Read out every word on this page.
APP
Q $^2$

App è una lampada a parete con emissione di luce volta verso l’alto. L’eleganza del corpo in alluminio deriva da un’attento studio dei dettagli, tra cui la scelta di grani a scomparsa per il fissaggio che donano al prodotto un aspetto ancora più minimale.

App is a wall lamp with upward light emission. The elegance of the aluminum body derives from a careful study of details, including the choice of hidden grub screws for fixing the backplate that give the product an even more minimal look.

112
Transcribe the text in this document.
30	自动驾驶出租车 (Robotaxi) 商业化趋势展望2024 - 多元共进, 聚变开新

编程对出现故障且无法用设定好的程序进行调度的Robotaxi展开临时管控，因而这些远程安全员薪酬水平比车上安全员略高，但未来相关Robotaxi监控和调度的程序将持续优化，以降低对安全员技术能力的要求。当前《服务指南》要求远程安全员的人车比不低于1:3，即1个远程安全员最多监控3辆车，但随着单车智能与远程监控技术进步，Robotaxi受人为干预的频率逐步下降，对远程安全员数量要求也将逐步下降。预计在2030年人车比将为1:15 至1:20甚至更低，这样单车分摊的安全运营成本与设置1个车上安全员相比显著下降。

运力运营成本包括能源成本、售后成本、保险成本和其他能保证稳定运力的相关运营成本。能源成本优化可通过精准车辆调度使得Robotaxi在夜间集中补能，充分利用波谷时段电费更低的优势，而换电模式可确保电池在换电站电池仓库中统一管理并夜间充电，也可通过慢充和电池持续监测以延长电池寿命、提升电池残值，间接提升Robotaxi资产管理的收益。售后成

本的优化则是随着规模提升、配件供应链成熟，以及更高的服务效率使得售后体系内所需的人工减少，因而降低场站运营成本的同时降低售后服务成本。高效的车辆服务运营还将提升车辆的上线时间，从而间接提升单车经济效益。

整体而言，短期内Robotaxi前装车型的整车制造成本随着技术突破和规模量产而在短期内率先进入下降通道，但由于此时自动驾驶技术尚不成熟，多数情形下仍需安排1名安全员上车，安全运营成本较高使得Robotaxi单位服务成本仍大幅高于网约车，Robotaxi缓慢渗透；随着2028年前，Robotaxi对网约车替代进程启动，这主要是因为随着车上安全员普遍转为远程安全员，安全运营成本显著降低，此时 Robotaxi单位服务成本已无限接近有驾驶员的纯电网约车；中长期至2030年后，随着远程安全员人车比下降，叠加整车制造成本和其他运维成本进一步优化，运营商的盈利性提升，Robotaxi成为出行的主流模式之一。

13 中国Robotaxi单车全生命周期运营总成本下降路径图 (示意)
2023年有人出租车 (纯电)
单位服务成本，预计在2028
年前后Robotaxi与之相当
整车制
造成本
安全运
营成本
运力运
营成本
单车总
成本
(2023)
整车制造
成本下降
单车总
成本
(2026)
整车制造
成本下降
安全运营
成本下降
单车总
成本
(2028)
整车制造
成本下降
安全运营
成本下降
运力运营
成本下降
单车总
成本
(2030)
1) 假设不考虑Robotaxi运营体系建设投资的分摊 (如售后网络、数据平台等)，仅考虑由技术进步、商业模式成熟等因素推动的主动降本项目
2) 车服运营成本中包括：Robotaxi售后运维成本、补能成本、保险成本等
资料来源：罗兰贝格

◆ Task requirements
Return each line among the entries that holds the word "this".

◆ Reply
Read out every word on this page.
Transcribe the text in this document.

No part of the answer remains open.